──────── Provided data

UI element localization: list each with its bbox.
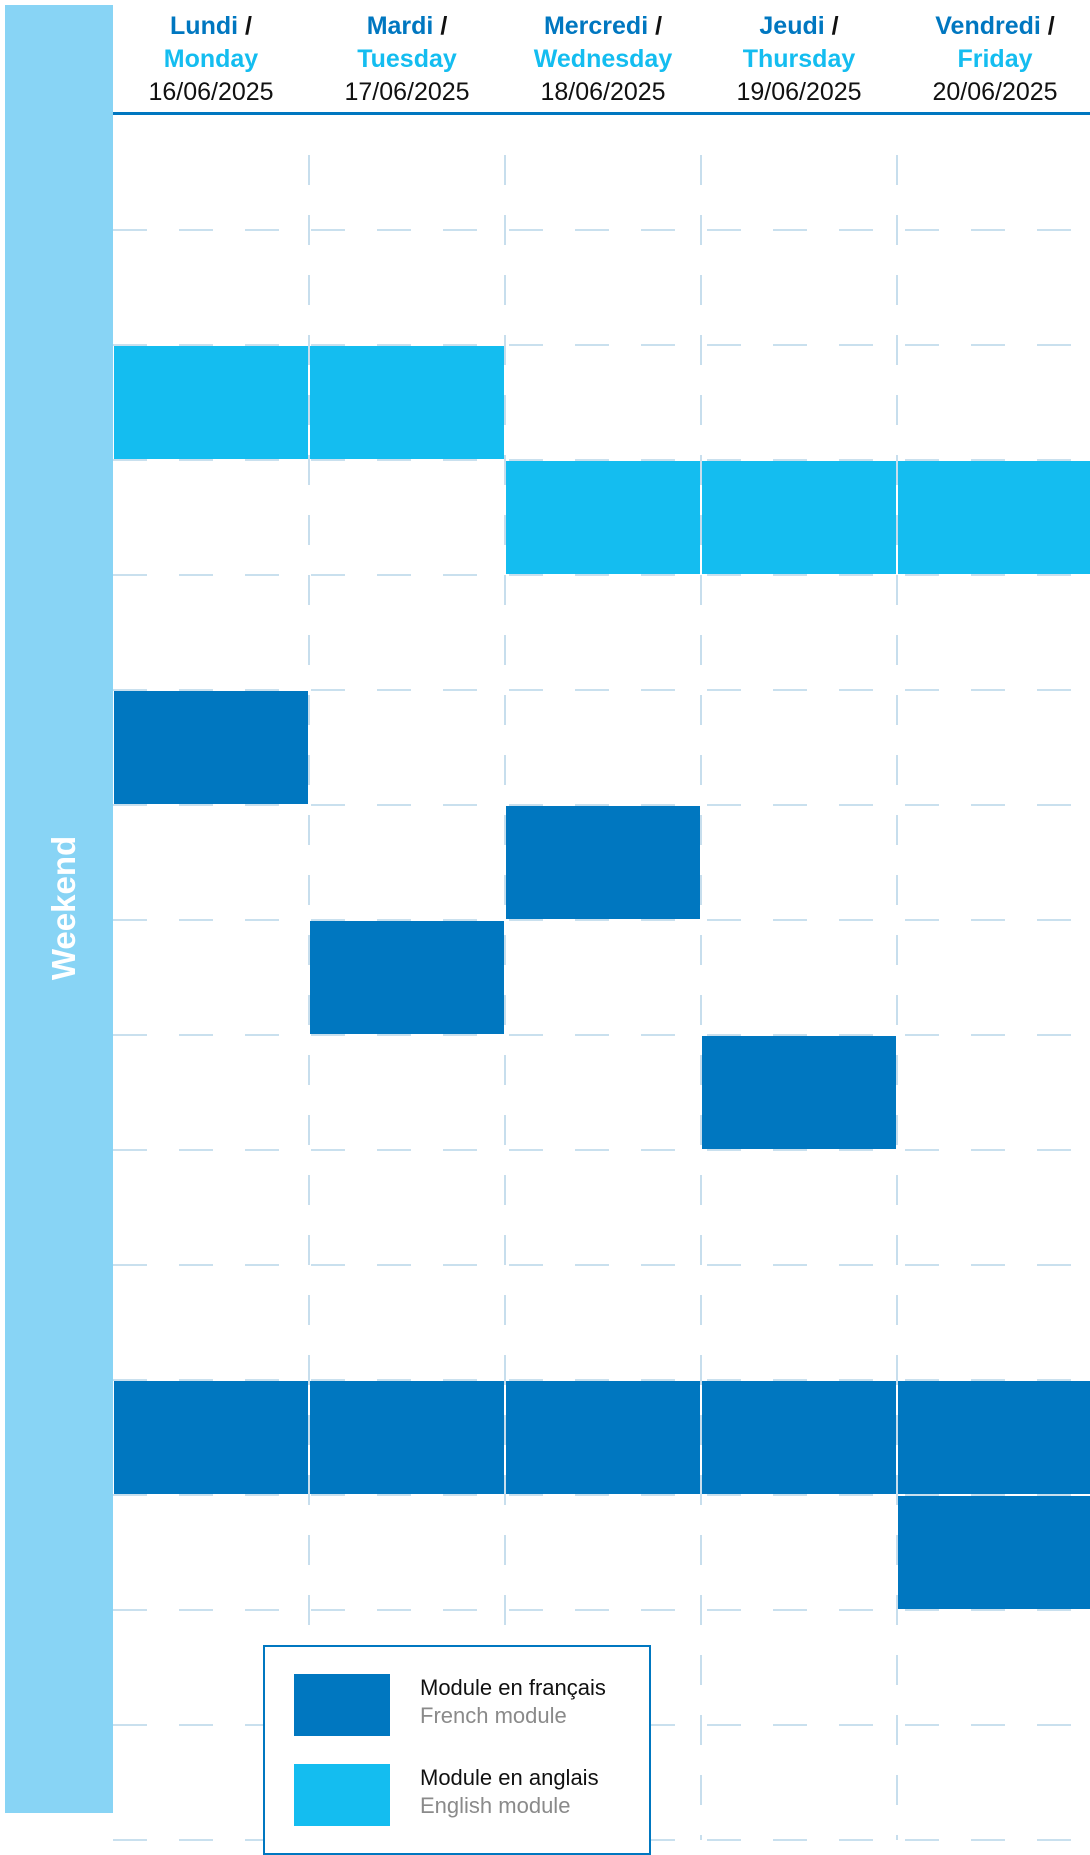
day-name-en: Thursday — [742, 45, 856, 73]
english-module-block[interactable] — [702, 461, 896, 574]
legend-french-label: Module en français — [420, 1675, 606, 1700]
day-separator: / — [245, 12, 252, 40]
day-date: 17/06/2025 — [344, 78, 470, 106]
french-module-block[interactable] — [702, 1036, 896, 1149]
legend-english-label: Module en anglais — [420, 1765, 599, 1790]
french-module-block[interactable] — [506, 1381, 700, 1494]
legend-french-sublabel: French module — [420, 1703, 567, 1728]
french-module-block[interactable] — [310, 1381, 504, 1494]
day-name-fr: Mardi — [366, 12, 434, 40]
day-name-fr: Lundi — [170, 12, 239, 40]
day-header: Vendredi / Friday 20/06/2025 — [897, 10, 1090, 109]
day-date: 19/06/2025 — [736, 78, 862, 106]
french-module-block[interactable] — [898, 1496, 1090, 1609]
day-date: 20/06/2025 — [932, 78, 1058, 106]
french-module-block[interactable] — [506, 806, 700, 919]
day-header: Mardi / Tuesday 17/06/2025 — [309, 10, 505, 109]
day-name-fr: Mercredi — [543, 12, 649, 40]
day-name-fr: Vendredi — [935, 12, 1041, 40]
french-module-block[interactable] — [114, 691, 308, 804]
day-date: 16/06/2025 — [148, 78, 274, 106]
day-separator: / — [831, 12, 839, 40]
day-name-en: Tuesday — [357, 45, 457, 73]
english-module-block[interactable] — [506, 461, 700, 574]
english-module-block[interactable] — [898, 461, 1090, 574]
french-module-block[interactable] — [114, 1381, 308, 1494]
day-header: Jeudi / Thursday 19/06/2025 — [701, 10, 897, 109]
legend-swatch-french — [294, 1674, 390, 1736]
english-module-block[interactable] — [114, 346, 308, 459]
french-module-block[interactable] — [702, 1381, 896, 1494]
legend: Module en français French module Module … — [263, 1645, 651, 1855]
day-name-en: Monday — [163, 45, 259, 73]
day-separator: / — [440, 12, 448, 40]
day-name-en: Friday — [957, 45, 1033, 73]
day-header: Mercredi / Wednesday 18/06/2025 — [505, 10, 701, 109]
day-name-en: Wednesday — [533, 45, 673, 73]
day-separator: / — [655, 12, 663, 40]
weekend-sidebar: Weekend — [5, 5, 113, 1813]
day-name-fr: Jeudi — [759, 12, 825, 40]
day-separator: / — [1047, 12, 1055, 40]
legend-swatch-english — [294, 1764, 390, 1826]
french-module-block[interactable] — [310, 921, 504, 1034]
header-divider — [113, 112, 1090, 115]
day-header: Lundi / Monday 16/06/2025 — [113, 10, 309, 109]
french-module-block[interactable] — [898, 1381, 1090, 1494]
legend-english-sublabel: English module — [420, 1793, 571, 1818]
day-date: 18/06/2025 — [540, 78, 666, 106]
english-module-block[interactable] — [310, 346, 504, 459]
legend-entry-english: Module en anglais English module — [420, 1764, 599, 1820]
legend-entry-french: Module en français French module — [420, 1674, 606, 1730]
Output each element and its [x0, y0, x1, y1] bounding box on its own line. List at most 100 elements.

────────────────
──────── Provided data

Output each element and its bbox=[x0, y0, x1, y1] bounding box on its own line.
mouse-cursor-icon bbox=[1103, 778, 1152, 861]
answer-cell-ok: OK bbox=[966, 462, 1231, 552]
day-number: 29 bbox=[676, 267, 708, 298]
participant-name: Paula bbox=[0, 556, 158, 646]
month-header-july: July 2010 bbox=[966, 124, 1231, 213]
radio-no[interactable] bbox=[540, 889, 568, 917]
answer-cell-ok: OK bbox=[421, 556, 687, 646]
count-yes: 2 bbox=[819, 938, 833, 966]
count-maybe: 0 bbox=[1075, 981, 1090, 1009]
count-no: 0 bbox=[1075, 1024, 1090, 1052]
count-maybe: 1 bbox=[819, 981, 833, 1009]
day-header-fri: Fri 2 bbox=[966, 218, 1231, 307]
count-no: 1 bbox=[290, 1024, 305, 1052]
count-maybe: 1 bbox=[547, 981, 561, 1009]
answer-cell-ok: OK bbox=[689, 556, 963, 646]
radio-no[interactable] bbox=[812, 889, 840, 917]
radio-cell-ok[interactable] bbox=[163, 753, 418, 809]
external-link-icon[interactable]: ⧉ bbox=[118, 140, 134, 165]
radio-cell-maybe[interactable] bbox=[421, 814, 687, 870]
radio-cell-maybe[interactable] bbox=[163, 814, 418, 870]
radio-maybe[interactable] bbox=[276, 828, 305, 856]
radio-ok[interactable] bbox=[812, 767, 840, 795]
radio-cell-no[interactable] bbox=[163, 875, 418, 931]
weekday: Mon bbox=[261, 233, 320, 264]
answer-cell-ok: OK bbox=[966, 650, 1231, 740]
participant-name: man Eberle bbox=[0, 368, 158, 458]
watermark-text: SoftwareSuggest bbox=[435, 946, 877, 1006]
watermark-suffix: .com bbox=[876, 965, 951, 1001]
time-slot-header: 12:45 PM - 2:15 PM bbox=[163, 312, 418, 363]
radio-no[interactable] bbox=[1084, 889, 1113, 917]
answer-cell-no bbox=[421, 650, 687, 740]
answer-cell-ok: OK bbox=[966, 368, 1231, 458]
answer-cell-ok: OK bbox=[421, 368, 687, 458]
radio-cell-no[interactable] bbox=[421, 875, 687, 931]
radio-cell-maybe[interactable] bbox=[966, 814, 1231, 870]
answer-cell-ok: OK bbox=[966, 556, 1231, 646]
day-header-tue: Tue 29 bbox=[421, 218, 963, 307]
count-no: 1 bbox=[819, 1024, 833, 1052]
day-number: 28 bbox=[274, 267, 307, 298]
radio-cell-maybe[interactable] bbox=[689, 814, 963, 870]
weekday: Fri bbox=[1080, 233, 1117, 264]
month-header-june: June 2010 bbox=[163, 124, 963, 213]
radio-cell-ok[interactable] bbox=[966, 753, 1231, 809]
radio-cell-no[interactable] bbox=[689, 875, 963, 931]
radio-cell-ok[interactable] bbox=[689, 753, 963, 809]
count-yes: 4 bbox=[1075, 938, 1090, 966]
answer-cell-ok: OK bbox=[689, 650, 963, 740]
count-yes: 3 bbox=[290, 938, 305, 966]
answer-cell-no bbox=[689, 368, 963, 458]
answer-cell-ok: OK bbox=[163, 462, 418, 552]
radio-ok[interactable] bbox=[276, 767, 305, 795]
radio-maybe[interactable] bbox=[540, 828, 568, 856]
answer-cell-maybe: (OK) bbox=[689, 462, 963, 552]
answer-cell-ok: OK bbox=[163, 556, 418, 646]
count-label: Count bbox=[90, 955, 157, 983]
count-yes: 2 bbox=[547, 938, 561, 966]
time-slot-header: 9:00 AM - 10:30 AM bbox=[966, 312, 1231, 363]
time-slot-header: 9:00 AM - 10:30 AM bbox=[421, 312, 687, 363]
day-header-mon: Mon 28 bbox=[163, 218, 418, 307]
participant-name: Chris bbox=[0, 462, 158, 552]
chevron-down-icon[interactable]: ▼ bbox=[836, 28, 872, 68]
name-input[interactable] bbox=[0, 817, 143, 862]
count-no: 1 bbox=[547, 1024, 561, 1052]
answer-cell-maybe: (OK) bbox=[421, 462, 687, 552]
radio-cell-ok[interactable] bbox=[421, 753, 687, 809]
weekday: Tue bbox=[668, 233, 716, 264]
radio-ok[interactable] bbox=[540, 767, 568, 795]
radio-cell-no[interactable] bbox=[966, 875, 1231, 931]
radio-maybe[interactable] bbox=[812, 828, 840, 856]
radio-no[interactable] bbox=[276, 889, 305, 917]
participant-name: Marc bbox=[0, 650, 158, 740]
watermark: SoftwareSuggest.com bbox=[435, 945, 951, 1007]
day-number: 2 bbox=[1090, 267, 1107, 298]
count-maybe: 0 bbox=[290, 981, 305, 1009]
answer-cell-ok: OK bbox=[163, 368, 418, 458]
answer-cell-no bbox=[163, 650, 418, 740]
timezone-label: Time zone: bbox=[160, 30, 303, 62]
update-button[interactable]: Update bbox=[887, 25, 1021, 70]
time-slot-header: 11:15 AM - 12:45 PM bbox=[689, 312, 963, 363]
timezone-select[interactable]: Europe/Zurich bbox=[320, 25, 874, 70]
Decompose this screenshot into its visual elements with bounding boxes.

────────────────

* Instructions for the task
Reproduce verbatim the lines between the one containing "Output each element and its bbox=[x0, y0, x1, y1]" and the one containing "radio-maybe[interactable] bbox=[276, 828, 305, 856]", including both of those lines.

* Full response
Output each element and its bbox=[x0, y0, x1, y1] bounding box on its own line.
mouse-cursor-icon bbox=[1103, 778, 1152, 861]
answer-cell-ok: OK bbox=[966, 462, 1231, 552]
day-number: 29 bbox=[676, 267, 708, 298]
participant-name: Paula bbox=[0, 556, 158, 646]
month-header-july: July 2010 bbox=[966, 124, 1231, 213]
radio-no[interactable] bbox=[540, 889, 568, 917]
answer-cell-ok: OK bbox=[421, 556, 687, 646]
count-yes: 2 bbox=[819, 938, 833, 966]
count-maybe: 0 bbox=[1075, 981, 1090, 1009]
count-no: 0 bbox=[1075, 1024, 1090, 1052]
count-maybe: 1 bbox=[819, 981, 833, 1009]
day-header-fri: Fri 2 bbox=[966, 218, 1231, 307]
count-no: 1 bbox=[290, 1024, 305, 1052]
count-maybe: 1 bbox=[547, 981, 561, 1009]
answer-cell-ok: OK bbox=[689, 556, 963, 646]
radio-no[interactable] bbox=[812, 889, 840, 917]
radio-cell-ok[interactable] bbox=[163, 753, 418, 809]
external-link-icon[interactable]: ⧉ bbox=[118, 140, 134, 165]
radio-cell-maybe[interactable] bbox=[421, 814, 687, 870]
radio-cell-maybe[interactable] bbox=[163, 814, 418, 870]
radio-maybe[interactable] bbox=[276, 828, 305, 856]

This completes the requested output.